__AIM__: Every record that follows should be printed verbatim.
■ ■ ■ ■ ■ ■ ■
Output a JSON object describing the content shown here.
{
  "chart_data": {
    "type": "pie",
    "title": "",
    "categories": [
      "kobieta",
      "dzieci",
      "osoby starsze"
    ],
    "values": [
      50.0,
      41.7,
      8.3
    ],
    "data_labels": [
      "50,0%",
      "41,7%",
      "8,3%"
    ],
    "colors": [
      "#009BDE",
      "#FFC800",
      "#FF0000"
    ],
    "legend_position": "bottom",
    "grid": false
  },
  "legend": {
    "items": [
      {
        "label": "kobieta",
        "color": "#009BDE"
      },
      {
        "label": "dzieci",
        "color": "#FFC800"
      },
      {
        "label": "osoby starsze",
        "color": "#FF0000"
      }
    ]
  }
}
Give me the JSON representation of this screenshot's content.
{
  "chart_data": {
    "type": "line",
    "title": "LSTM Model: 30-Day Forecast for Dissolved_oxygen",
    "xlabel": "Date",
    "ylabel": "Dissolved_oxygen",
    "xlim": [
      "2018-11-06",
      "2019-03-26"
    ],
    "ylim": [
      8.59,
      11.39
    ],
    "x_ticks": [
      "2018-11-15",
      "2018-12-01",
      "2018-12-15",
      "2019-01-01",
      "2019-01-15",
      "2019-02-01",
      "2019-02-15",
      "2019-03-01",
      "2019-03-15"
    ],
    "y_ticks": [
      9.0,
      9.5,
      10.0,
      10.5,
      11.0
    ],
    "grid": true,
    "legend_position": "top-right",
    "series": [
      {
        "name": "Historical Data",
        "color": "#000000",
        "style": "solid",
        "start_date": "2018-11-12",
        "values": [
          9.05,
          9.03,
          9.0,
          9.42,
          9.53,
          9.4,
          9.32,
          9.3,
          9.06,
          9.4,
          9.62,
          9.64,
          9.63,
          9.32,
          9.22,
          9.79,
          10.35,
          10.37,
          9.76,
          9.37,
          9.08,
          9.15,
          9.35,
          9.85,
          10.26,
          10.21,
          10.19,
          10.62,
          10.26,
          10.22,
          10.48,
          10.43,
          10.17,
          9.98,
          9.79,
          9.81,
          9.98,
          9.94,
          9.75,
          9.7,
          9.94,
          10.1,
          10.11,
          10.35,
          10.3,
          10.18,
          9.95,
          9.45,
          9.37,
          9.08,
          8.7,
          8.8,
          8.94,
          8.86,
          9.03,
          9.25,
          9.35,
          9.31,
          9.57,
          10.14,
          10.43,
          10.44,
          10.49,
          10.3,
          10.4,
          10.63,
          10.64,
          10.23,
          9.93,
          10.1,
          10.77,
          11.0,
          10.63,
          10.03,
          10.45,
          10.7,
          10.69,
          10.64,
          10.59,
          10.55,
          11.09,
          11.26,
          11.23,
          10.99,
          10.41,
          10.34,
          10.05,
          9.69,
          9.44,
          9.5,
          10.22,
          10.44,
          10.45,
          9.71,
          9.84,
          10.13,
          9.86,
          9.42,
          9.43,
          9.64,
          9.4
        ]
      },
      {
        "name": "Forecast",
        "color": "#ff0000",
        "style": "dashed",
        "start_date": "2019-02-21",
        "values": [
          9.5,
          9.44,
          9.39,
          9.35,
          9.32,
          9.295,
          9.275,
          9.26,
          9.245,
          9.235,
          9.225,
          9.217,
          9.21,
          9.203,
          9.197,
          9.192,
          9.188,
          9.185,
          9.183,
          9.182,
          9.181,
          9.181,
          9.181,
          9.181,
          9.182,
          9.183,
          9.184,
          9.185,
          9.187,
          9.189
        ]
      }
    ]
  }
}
■ ■ ■ ■ ■ ■ ■
__RESPONSE TO THIS EXERCISE__:
Output a JSON object describing the content shown here.
{
  "chart_data": {
    "type": "pie",
    "title": "",
    "categories": [
      "kobieta",
      "dzieci",
      "osoby starsze"
    ],
    "values": [
      50.0,
      41.7,
      8.3
    ],
    "data_labels": [
      "50,0%",
      "41,7%",
      "8,3%"
    ],
    "colors": [
      "#009BDE",
      "#FFC800",
      "#FF0000"
    ],
    "legend_position": "bottom",
    "grid": false
  },
  "legend": {
    "items": [
      {
        "label": "kobieta",
        "color": "#009BDE"
      },
      {
        "label": "dzieci",
        "color": "#FFC800"
      },
      {
        "label": "osoby starsze",
        "color": "#FF0000"
      }
    ]
  }
}
Give me the JSON representation of this screenshot's content.
{
  "chart_data": {
    "type": "line",
    "title": "LSTM Model: 30-Day Forecast for Dissolved_oxygen",
    "xlabel": "Date",
    "ylabel": "Dissolved_oxygen",
    "xlim": [
      "2018-11-06",
      "2019-03-26"
    ],
    "ylim": [
      8.59,
      11.39
    ],
    "x_ticks": [
      "2018-11-15",
      "2018-12-01",
      "2018-12-15",
      "2019-01-01",
      "2019-01-15",
      "2019-02-01",
      "2019-02-15",
      "2019-03-01",
      "2019-03-15"
    ],
    "y_ticks": [
      9.0,
      9.5,
      10.0,
      10.5,
      11.0
    ],
    "grid": true,
    "legend_position": "top-right",
    "series": [
      {
        "name": "Historical Data",
        "color": "#000000",
        "style": "solid",
        "start_date": "2018-11-12",
        "values": [
          9.05,
          9.03,
          9.0,
          9.42,
          9.53,
          9.4,
          9.32,
          9.3,
          9.06,
          9.4,
          9.62,
          9.64,
          9.63,
          9.32,
          9.22,
          9.79,
          10.35,
          10.37,
          9.76,
          9.37,
          9.08,
          9.15,
          9.35,
          9.85,
          10.26,
          10.21,
          10.19,
          10.62,
          10.26,
          10.22,
          10.48,
          10.43,
          10.17,
          9.98,
          9.79,
          9.81,
          9.98,
          9.94,
          9.75,
          9.7,
          9.94,
          10.1,
          10.11,
          10.35,
          10.3,
          10.18,
          9.95,
          9.45,
          9.37,
          9.08,
          8.7,
          8.8,
          8.94,
          8.86,
          9.03,
          9.25,
          9.35,
          9.31,
          9.57,
          10.14,
          10.43,
          10.44,
          10.49,
          10.3,
          10.4,
          10.63,
          10.64,
          10.23,
          9.93,
          10.1,
          10.77,
          11.0,
          10.63,
          10.03,
          10.45,
          10.7,
          10.69,
          10.64,
          10.59,
          10.55,
          11.09,
          11.26,
          11.23,
          10.99,
          10.41,
          10.34,
          10.05,
          9.69,
          9.44,
          9.5,
          10.22,
          10.44,
          10.45,
          9.71,
          9.84,
          10.13,
          9.86,
          9.42,
          9.43,
          9.64,
          9.4
        ]
      },
      {
        "name": "Forecast",
        "color": "#ff0000",
        "style": "dashed",
        "start_date": "2019-02-21",
        "values": [
          9.5,
          9.44,
          9.39,
          9.35,
          9.32,
          9.295,
          9.275,
          9.26,
          9.245,
          9.235,
          9.225,
          9.217,
          9.21,
          9.203,
          9.197,
          9.192,
          9.188,
          9.185,
          9.183,
          9.182,
          9.181,
          9.181,
          9.181,
          9.181,
          9.182,
          9.183,
          9.184,
          9.185,
          9.187,
          9.189
        ]
      }
    ]
  }
}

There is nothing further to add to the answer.